**QUÉ DEBES HACER:** Copia de nuevo el tramo del texto seleccionado que va desde "La carta de" hasta "me había rendido." y cambia en él "cansancio" por "agotamiento".

**TEXTO SELECCIONADO:**
####################
Esta serie de sucesos tuvo varias repercusiones en mi vida. Hoy reflexiono sobre ello y la imagen que mejor describe los desencadenantes de aquella historia es un alma engrilletada, presa de algún tipo de oscuridad perpetua que me acompañaría por los siguientes 15 años.

Durante casi toda mi infancia y parte de la adolescencia tuve innumerables experiencias extrañas, paranormales, parapsicológicas, como quieran llamarle. Eran tan habituales que llegaron a formar parte de mí y de mi costumbre. Lo único que identifico, entre todas las cosas que vi y sentí, es que algo quería llevarme e intentó hacerlo durante mucho tiempo. En algún momento visité varios «expertos» y la única explicación que me daban era que había desarrollado una ultra sensibilidad, probablemente fruto de los encierros y el estrés generado en ellos.

La carta de despedida

Era 1998, tenía 15 años y estaba preparándome para una de las noches más raras de toda mi vida. Después de años de todo tipo de experiencias, había llegado a un momento de cansancio y hartazgo enormes. Ahora me cuesta bastante admitirlo, pero en aquel momento me había rendido.

Las dos últimas noches habían sido insoportables. De alguna manera vi que la tercera sería…, la última. Tenía la sensación de que aquello que durante todos esos años quiso llevarme consigo estaba cerca de conseguirlo, estaba empleando sus últimos recursos para hacerlo. Esa sensación tan trágica y que ahora me parece absolutamente desgarradora, me llevó a escribir una carta de despedida para mi familia.
####################
**MATERIAL EXTRAÍDO:**
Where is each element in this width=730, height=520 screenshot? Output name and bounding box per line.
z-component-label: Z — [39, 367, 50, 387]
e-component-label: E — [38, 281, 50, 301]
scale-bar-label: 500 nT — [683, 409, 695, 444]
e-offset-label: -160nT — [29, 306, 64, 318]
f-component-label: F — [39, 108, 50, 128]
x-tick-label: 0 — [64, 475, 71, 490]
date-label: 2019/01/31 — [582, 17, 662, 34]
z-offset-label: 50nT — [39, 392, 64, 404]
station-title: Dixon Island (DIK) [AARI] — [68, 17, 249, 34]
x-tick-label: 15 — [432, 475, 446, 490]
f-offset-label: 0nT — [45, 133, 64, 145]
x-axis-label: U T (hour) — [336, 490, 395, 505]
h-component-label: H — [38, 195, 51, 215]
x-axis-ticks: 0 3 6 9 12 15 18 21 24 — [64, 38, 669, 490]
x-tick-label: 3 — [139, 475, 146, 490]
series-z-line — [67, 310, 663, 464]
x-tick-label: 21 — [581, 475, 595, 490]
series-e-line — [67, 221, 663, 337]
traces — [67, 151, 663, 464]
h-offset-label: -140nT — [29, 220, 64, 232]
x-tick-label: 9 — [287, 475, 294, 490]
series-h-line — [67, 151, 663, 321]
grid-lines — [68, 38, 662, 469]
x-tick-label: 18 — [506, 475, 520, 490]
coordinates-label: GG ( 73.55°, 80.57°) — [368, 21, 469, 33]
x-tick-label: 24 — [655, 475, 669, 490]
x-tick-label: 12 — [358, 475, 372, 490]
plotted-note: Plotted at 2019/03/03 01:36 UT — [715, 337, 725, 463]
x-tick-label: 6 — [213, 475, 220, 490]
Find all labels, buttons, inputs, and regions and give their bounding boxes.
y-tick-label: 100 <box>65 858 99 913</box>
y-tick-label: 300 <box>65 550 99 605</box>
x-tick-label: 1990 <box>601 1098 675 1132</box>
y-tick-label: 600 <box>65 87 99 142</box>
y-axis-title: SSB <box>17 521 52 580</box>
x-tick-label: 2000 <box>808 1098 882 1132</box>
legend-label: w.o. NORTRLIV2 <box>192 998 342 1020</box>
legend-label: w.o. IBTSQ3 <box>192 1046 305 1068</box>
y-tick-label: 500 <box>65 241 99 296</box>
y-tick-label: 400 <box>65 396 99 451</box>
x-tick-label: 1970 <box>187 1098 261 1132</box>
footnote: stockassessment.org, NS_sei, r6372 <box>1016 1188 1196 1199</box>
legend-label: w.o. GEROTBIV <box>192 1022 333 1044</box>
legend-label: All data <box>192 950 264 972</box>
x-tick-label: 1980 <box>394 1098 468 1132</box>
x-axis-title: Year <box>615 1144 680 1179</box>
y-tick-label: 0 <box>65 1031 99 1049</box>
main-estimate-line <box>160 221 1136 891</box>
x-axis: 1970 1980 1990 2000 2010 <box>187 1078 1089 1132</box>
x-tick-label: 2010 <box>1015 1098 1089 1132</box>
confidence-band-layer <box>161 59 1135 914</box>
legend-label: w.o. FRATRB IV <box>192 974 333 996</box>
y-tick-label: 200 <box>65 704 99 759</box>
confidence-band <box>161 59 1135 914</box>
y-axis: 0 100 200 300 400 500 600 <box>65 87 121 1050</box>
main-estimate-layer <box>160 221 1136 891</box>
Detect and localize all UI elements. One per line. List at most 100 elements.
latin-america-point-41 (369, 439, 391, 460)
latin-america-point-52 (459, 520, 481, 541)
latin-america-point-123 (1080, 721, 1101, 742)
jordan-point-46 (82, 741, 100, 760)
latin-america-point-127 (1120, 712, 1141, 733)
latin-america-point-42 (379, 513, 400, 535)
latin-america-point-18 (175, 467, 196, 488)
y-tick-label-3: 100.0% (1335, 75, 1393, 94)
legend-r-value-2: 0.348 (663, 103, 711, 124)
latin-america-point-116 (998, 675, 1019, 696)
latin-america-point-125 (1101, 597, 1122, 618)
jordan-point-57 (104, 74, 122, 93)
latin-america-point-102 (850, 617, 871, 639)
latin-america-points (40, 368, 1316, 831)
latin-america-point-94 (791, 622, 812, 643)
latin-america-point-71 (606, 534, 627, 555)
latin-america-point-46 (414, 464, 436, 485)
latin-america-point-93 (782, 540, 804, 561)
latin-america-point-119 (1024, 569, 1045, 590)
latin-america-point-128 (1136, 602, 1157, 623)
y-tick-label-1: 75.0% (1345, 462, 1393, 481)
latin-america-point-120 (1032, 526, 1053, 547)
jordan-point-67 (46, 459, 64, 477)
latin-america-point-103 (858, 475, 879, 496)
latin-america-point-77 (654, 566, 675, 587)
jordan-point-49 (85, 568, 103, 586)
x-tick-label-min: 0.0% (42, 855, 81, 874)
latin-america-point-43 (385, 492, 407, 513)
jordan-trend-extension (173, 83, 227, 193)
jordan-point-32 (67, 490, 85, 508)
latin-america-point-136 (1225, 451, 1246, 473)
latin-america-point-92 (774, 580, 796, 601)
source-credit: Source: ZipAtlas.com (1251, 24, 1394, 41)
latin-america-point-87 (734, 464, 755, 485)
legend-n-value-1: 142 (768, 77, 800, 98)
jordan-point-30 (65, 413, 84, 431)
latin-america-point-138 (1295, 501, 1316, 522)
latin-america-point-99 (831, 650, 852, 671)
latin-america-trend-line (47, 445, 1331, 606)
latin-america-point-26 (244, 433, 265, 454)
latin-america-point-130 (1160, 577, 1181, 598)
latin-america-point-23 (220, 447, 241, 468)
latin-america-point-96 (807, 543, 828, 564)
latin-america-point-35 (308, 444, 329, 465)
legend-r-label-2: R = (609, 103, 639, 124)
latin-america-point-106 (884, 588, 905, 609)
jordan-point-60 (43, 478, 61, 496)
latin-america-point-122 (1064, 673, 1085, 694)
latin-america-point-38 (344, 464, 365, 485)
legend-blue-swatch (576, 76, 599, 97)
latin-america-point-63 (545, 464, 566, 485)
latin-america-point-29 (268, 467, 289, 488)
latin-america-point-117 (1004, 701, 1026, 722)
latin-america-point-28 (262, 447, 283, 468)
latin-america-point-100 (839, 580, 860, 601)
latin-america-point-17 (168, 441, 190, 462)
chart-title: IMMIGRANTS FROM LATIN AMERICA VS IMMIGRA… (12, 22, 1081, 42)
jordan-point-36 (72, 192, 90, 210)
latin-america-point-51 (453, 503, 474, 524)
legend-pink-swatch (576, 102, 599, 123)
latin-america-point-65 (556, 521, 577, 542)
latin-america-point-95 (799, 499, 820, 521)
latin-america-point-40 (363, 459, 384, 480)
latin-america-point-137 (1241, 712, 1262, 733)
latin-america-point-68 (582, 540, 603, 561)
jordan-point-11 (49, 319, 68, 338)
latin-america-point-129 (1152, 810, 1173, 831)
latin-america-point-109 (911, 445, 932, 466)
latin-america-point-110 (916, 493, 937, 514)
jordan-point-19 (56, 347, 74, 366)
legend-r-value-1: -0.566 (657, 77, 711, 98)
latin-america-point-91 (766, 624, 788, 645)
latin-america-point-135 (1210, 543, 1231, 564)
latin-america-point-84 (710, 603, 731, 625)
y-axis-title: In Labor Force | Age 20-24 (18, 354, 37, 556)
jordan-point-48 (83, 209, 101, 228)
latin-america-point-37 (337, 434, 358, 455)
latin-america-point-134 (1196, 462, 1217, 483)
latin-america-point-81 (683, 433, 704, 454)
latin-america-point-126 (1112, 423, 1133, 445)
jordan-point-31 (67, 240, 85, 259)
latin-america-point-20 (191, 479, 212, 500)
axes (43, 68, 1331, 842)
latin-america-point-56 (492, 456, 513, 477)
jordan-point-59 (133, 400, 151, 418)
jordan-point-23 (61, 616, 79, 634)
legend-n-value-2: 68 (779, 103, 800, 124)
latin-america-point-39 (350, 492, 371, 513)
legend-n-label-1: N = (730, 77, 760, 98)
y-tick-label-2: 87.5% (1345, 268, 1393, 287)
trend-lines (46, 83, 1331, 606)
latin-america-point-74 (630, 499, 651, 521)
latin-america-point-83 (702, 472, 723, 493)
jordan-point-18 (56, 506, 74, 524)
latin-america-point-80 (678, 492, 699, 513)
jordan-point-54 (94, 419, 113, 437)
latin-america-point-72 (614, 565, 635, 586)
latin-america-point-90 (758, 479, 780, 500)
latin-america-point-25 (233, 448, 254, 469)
####################
**RESULTADO DE LA TAREA:**
La carta de despedida

Era 1998, tenía 15 años y estaba preparándome para una de las noches más raras de toda mi vida. Después de años de todo tipo de experiencias, había llegado a un momento de agotamiento y hartazgo enormes. Ahora me cuesta bastante admitirlo, pero en aquel momento me había rendido.